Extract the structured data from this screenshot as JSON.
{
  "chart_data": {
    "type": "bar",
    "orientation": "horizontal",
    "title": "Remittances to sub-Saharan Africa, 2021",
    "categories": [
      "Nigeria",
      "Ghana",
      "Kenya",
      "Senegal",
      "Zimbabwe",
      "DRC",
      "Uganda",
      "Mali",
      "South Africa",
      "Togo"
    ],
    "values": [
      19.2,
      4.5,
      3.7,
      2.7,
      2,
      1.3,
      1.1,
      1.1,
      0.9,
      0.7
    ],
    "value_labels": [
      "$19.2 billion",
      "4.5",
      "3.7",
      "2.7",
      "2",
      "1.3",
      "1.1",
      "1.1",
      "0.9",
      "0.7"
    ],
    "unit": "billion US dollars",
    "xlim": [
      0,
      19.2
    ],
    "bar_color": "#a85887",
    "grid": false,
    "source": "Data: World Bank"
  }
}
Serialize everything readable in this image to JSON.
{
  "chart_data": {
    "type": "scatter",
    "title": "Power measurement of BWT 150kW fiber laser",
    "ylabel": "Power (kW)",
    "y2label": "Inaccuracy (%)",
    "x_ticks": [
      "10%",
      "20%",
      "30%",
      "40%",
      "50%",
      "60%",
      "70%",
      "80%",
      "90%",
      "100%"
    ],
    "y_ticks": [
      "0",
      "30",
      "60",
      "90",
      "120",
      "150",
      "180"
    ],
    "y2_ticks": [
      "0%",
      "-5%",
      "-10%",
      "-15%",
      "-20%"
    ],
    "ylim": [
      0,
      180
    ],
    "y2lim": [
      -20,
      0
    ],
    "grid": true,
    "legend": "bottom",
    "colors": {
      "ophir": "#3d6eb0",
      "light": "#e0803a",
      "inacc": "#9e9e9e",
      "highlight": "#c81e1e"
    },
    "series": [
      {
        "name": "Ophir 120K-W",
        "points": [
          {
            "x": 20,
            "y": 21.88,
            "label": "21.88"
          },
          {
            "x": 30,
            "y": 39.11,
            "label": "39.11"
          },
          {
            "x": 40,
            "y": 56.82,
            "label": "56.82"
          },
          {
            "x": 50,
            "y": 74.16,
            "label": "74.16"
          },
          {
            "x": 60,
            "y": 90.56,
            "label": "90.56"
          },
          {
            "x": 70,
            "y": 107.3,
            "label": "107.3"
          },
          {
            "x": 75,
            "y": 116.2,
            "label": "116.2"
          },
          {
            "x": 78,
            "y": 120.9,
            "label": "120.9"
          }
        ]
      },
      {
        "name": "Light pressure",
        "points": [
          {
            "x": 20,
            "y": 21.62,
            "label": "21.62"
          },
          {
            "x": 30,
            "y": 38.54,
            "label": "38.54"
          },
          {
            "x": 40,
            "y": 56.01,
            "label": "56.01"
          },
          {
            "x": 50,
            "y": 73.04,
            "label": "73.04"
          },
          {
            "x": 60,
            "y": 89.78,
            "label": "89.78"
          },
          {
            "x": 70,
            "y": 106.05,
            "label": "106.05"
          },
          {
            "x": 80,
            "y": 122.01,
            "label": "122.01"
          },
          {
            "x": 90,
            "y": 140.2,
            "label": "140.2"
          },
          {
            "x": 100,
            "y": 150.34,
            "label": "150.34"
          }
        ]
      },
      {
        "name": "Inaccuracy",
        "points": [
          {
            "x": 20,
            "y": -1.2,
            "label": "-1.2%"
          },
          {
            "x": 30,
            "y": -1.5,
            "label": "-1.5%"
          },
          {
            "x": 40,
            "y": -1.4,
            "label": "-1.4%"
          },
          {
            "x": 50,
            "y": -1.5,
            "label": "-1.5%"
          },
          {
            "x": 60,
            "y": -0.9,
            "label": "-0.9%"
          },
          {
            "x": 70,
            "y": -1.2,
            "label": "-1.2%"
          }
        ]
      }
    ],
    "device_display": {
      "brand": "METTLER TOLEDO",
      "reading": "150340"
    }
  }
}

### What to produce
Emit the full listing verbatim.

### The output
Extract the structured data from this screenshot as JSON.
{
  "chart_data": {
    "type": "bar",
    "orientation": "horizontal",
    "title": "Remittances to sub-Saharan Africa, 2021",
    "categories": [
      "Nigeria",
      "Ghana",
      "Kenya",
      "Senegal",
      "Zimbabwe",
      "DRC",
      "Uganda",
      "Mali",
      "South Africa",
      "Togo"
    ],
    "values": [
      19.2,
      4.5,
      3.7,
      2.7,
      2,
      1.3,
      1.1,
      1.1,
      0.9,
      0.7
    ],
    "value_labels": [
      "$19.2 billion",
      "4.5",
      "3.7",
      "2.7",
      "2",
      "1.3",
      "1.1",
      "1.1",
      "0.9",
      "0.7"
    ],
    "unit": "billion US dollars",
    "xlim": [
      0,
      19.2
    ],
    "bar_color": "#a85887",
    "grid": false,
    "source": "Data: World Bank"
  }
}
Serialize everything readable in this image to JSON.
{
  "chart_data": {
    "type": "scatter",
    "title": "Power measurement of BWT 150kW fiber laser",
    "ylabel": "Power (kW)",
    "y2label": "Inaccuracy (%)",
    "x_ticks": [
      "10%",
      "20%",
      "30%",
      "40%",
      "50%",
      "60%",
      "70%",
      "80%",
      "90%",
      "100%"
    ],
    "y_ticks": [
      "0",
      "30",
      "60",
      "90",
      "120",
      "150",
      "180"
    ],
    "y2_ticks": [
      "0%",
      "-5%",
      "-10%",
      "-15%",
      "-20%"
    ],
    "ylim": [
      0,
      180
    ],
    "y2lim": [
      -20,
      0
    ],
    "grid": true,
    "legend": "bottom",
    "colors": {
      "ophir": "#3d6eb0",
      "light": "#e0803a",
      "inacc": "#9e9e9e",
      "highlight": "#c81e1e"
    },
    "series": [
      {
        "name": "Ophir 120K-W",
        "points": [
          {
            "x": 20,
            "y": 21.88,
            "label": "21.88"
          },
          {
            "x": 30,
            "y": 39.11,
            "label": "39.11"
          },
          {
            "x": 40,
            "y": 56.82,
            "label": "56.82"
          },
          {
            "x": 50,
            "y": 74.16,
            "label": "74.16"
          },
          {
            "x": 60,
            "y": 90.56,
            "label": "90.56"
          },
          {
            "x": 70,
            "y": 107.3,
            "label": "107.3"
          },
          {
            "x": 75,
            "y": 116.2,
            "label": "116.2"
          },
          {
            "x": 78,
            "y": 120.9,
            "label": "120.9"
          }
        ]
      },
      {
        "name": "Light pressure",
        "points": [
          {
            "x": 20,
            "y": 21.62,
            "label": "21.62"
          },
          {
            "x": 30,
            "y": 38.54,
            "label": "38.54"
          },
          {
            "x": 40,
            "y": 56.01,
            "label": "56.01"
          },
          {
            "x": 50,
            "y": 73.04,
            "label": "73.04"
          },
          {
            "x": 60,
            "y": 89.78,
            "label": "89.78"
          },
          {
            "x": 70,
            "y": 106.05,
            "label": "106.05"
          },
          {
            "x": 80,
            "y": 122.01,
            "label": "122.01"
          },
          {
            "x": 90,
            "y": 140.2,
            "label": "140.2"
          },
          {
            "x": 100,
            "y": 150.34,
            "label": "150.34"
          }
        ]
      },
      {
        "name": "Inaccuracy",
        "points": [
          {
            "x": 20,
            "y": -1.2,
            "label": "-1.2%"
          },
          {
            "x": 30,
            "y": -1.5,
            "label": "-1.5%"
          },
          {
            "x": 40,
            "y": -1.4,
            "label": "-1.4%"
          },
          {
            "x": 50,
            "y": -1.5,
            "label": "-1.5%"
          },
          {
            "x": 60,
            "y": -0.9,
            "label": "-0.9%"
          },
          {
            "x": 70,
            "y": -1.2,
            "label": "-1.2%"
          }
        ]
      }
    ],
    "device_display": {
      "brand": "METTLER TOLEDO",
      "reading": "150340"
    }
  }
}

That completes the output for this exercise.